_PROBLEM:_ Every line of the material is to be repeated exactly as it stands.

_DATA EXCERPTS:_
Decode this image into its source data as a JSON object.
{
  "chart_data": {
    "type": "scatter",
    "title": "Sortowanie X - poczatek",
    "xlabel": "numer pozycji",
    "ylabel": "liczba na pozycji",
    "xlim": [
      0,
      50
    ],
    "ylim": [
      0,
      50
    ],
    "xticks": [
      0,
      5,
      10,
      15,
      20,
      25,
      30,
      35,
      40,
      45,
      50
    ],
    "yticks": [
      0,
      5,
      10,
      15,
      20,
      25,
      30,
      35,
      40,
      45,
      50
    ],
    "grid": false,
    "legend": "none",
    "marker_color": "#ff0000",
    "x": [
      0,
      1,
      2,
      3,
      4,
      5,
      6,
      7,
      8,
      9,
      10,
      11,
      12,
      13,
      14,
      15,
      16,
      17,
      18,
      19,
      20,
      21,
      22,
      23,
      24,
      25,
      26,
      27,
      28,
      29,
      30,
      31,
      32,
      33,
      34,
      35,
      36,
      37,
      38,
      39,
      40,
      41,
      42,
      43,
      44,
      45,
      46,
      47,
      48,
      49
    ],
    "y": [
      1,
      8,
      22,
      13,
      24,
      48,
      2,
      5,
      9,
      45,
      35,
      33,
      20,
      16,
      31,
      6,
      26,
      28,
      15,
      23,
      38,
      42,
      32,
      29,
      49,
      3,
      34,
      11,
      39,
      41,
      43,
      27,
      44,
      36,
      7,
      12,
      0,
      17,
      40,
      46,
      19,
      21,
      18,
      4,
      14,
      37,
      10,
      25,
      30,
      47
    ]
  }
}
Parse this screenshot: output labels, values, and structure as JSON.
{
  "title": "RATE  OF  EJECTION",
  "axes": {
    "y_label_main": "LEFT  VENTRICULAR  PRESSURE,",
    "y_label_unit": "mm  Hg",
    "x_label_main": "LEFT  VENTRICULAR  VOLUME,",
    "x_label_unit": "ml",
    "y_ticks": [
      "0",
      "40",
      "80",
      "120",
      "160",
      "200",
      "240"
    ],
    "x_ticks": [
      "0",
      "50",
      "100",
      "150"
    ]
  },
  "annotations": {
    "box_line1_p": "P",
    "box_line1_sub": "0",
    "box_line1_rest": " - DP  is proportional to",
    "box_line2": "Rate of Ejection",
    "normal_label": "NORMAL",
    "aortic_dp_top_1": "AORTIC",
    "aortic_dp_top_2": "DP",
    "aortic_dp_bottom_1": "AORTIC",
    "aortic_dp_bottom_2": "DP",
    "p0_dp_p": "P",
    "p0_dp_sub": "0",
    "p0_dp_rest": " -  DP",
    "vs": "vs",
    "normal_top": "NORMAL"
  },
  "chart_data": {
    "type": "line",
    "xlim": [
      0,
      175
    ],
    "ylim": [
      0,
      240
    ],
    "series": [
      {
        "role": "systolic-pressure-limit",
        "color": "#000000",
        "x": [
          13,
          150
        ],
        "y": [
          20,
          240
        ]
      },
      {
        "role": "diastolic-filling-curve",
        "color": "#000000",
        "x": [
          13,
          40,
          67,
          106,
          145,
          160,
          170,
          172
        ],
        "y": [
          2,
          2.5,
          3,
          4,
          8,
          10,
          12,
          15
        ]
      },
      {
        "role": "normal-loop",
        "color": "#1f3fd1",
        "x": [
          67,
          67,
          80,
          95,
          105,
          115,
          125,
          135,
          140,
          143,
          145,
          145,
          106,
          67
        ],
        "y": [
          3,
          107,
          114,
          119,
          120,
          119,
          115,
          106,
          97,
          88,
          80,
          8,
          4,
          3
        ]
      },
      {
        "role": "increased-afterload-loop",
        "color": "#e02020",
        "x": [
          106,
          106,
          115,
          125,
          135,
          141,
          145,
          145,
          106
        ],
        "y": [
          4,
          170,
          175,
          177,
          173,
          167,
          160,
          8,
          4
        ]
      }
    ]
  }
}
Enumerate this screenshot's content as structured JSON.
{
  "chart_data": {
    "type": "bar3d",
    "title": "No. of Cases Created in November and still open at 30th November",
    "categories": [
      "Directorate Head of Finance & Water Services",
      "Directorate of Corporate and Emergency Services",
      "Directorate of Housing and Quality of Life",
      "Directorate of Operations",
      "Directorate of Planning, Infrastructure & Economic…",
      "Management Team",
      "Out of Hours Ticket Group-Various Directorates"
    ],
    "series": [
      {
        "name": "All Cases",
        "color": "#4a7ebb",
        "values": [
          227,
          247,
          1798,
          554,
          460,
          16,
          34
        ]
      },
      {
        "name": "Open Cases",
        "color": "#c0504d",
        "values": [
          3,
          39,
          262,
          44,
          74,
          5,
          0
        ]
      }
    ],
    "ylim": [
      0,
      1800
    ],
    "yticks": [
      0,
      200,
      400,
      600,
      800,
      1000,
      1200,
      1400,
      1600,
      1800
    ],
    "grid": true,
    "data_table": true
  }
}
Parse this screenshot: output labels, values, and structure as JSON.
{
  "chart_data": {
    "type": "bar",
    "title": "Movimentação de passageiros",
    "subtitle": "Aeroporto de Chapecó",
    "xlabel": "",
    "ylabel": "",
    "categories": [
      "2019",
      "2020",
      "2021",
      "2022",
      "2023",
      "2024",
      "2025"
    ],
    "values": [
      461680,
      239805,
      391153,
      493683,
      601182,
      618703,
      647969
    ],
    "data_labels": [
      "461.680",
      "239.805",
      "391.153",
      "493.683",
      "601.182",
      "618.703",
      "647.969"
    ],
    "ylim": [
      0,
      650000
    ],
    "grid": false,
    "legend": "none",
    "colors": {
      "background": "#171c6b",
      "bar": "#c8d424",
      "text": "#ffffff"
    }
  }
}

_EXERCISE OUTPUT:_
Decode this image into its source data as a JSON object.
{
  "chart_data": {
    "type": "scatter",
    "title": "Sortowanie X - poczatek",
    "xlabel": "numer pozycji",
    "ylabel": "liczba na pozycji",
    "xlim": [
      0,
      50
    ],
    "ylim": [
      0,
      50
    ],
    "xticks": [
      0,
      5,
      10,
      15,
      20,
      25,
      30,
      35,
      40,
      45,
      50
    ],
    "yticks": [
      0,
      5,
      10,
      15,
      20,
      25,
      30,
      35,
      40,
      45,
      50
    ],
    "grid": false,
    "legend": "none",
    "marker_color": "#ff0000",
    "x": [
      0,
      1,
      2,
      3,
      4,
      5,
      6,
      7,
      8,
      9,
      10,
      11,
      12,
      13,
      14,
      15,
      16,
      17,
      18,
      19,
      20,
      21,
      22,
      23,
      24,
      25,
      26,
      27,
      28,
      29,
      30,
      31,
      32,
      33,
      34,
      35,
      36,
      37,
      38,
      39,
      40,
      41,
      42,
      43,
      44,
      45,
      46,
      47,
      48,
      49
    ],
    "y": [
      1,
      8,
      22,
      13,
      24,
      48,
      2,
      5,
      9,
      45,
      35,
      33,
      20,
      16,
      31,
      6,
      26,
      28,
      15,
      23,
      38,
      42,
      32,
      29,
      49,
      3,
      34,
      11,
      39,
      41,
      43,
      27,
      44,
      36,
      7,
      12,
      0,
      17,
      40,
      46,
      19,
      21,
      18,
      4,
      14,
      37,
      10,
      25,
      30,
      47
    ]
  }
}
Parse this screenshot: output labels, values, and structure as JSON.
{
  "title": "RATE  OF  EJECTION",
  "axes": {
    "y_label_main": "LEFT  VENTRICULAR  PRESSURE,",
    "y_label_unit": "mm  Hg",
    "x_label_main": "LEFT  VENTRICULAR  VOLUME,",
    "x_label_unit": "ml",
    "y_ticks": [
      "0",
      "40",
      "80",
      "120",
      "160",
      "200",
      "240"
    ],
    "x_ticks": [
      "0",
      "50",
      "100",
      "150"
    ]
  },
  "annotations": {
    "box_line1_p": "P",
    "box_line1_sub": "0",
    "box_line1_rest": " - DP  is proportional to",
    "box_line2": "Rate of Ejection",
    "normal_label": "NORMAL",
    "aortic_dp_top_1": "AORTIC",
    "aortic_dp_top_2": "DP",
    "aortic_dp_bottom_1": "AORTIC",
    "aortic_dp_bottom_2": "DP",
    "p0_dp_p": "P",
    "p0_dp_sub": "0",
    "p0_dp_rest": " -  DP",
    "vs": "vs",
    "normal_top": "NORMAL"
  },
  "chart_data": {
    "type": "line",
    "xlim": [
      0,
      175
    ],
    "ylim": [
      0,
      240
    ],
    "series": [
      {
        "role": "systolic-pressure-limit",
        "color": "#000000",
        "x": [
          13,
          150
        ],
        "y": [
          20,
          240
        ]
      },
      {
        "role": "diastolic-filling-curve",
        "color": "#000000",
        "x": [
          13,
          40,
          67,
          106,
          145,
          160,
          170,
          172
        ],
        "y": [
          2,
          2.5,
          3,
          4,
          8,
          10,
          12,
          15
        ]
      },
      {
        "role": "normal-loop",
        "color": "#1f3fd1",
        "x": [
          67,
          67,
          80,
          95,
          105,
          115,
          125,
          135,
          140,
          143,
          145,
          145,
          106,
          67
        ],
        "y": [
          3,
          107,
          114,
          119,
          120,
          119,
          115,
          106,
          97,
          88,
          80,
          8,
          4,
          3
        ]
      },
      {
        "role": "increased-afterload-loop",
        "color": "#e02020",
        "x": [
          106,
          106,
          115,
          125,
          135,
          141,
          145,
          145,
          106
        ],
        "y": [
          4,
          170,
          175,
          177,
          173,
          167,
          160,
          8,
          4
        ]
      }
    ]
  }
}
Enumerate this screenshot's content as structured JSON.
{
  "chart_data": {
    "type": "bar3d",
    "title": "No. of Cases Created in November and still open at 30th November",
    "categories": [
      "Directorate Head of Finance & Water Services",
      "Directorate of Corporate and Emergency Services",
      "Directorate of Housing and Quality of Life",
      "Directorate of Operations",
      "Directorate of Planning, Infrastructure & Economic…",
      "Management Team",
      "Out of Hours Ticket Group-Various Directorates"
    ],
    "series": [
      {
        "name": "All Cases",
        "color": "#4a7ebb",
        "values": [
          227,
          247,
          1798,
          554,
          460,
          16,
          34
        ]
      },
      {
        "name": "Open Cases",
        "color": "#c0504d",
        "values": [
          3,
          39,
          262,
          44,
          74,
          5,
          0
        ]
      }
    ],
    "ylim": [
      0,
      1800
    ],
    "yticks": [
      0,
      200,
      400,
      600,
      800,
      1000,
      1200,
      1400,
      1600,
      1800
    ],
    "grid": true,
    "data_table": true
  }
}
Parse this screenshot: output labels, values, and structure as JSON.
{
  "chart_data": {
    "type": "bar",
    "title": "Movimentação de passageiros",
    "subtitle": "Aeroporto de Chapecó",
    "xlabel": "",
    "ylabel": "",
    "categories": [
      "2019",
      "2020",
      "2021",
      "2022",
      "2023",
      "2024",
      "2025"
    ],
    "values": [
      461680,
      239805,
      391153,
      493683,
      601182,
      618703,
      647969
    ],
    "data_labels": [
      "461.680",
      "239.805",
      "391.153",
      "493.683",
      "601.182",
      "618.703",
      "647.969"
    ],
    "ylim": [
      0,
      650000
    ],
    "grid": false,
    "legend": "none",
    "colors": {
      "background": "#171c6b",
      "bar": "#c8d424",
      "text": "#ffffff"
    }
  }
}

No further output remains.